[BEGIN]

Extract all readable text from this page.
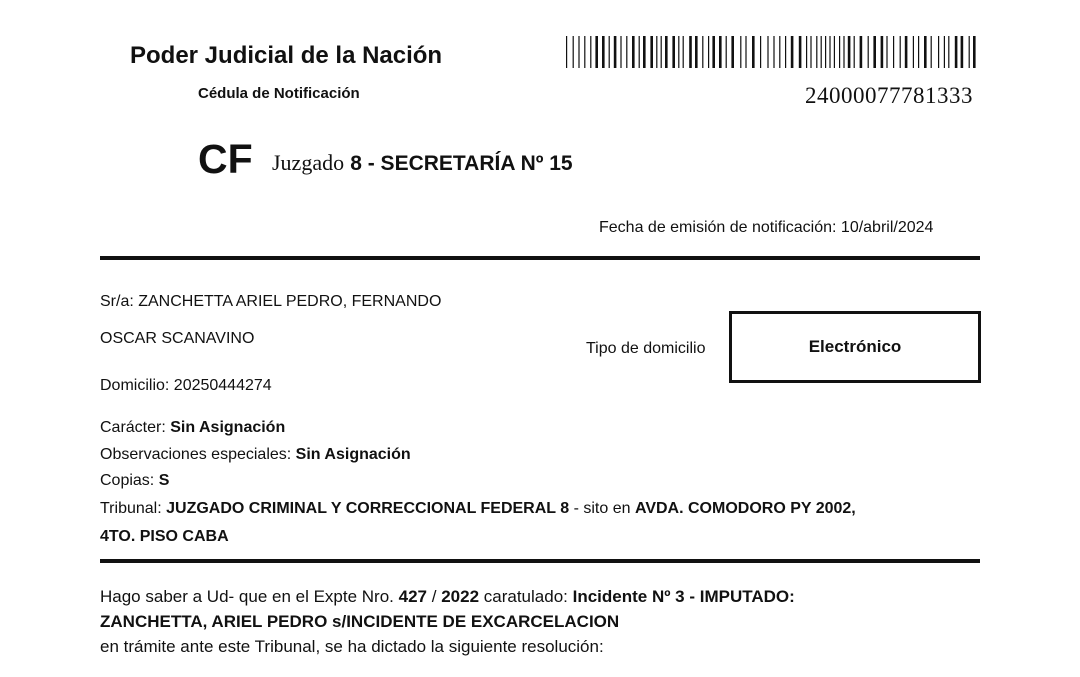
Poder Judicial de la Nación
Cédula de Notificación	24000077781333
CF Juzgado 8 - SECRETARÍA Nº 15
Fecha de emisión de notificación: 10/abril/2024
Sr/a: ZANCHETTA ARIEL PEDRO, FERNANDO
OSCAR SCANAVINO
Tipo de domicilio	Electrónico
Domicilio: 20250444274
Carácter: Sin Asignación
Observaciones especiales: Sin Asignación
Copias: S
Tribunal: JUZGADO CRIMINAL Y CORRECCIONAL FEDERAL 8 - sito en AVDA. COMODORO PY 2002,
4TO. PISO CABA
Hago saber a Ud- que en el Expte Nro. 427 / 2022 caratulado: Incidente Nº 3 - IMPUTADO:
ZANCHETTA, ARIEL PEDRO s/INCIDENTE DE EXCARCELACION
en trámite ante este Tribunal, se ha dictado la siguiente resolución:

[END]

_Instructions for the task:_ Output every entry verbatim. Pictures do not belong in the copy.

_Solved problem:_
Extract all readable text from this page.
Poder Judicial de la Nación
Cédula de Notificación	24000077781333
CF Juzgado 8 - SECRETARÍA Nº 15
Fecha de emisión de notificación: 10/abril/2024
Sr/a: ZANCHETTA ARIEL PEDRO, FERNANDO
OSCAR SCANAVINO
Tipo de domicilio	Electrónico
Domicilio: 20250444274
Carácter: Sin Asignación
Observaciones especiales: Sin Asignación
Copias: S
Tribunal: JUZGADO CRIMINAL Y CORRECCIONAL FEDERAL 8 - sito en AVDA. COMODORO PY 2002,
4TO. PISO CABA
Hago saber a Ud- que en el Expte Nro. 427 / 2022 caratulado: Incidente Nº 3 - IMPUTADO:
ZANCHETTA, ARIEL PEDRO s/INCIDENTE DE EXCARCELACION
en trámite ante este Tribunal, se ha dictado la siguiente resolución:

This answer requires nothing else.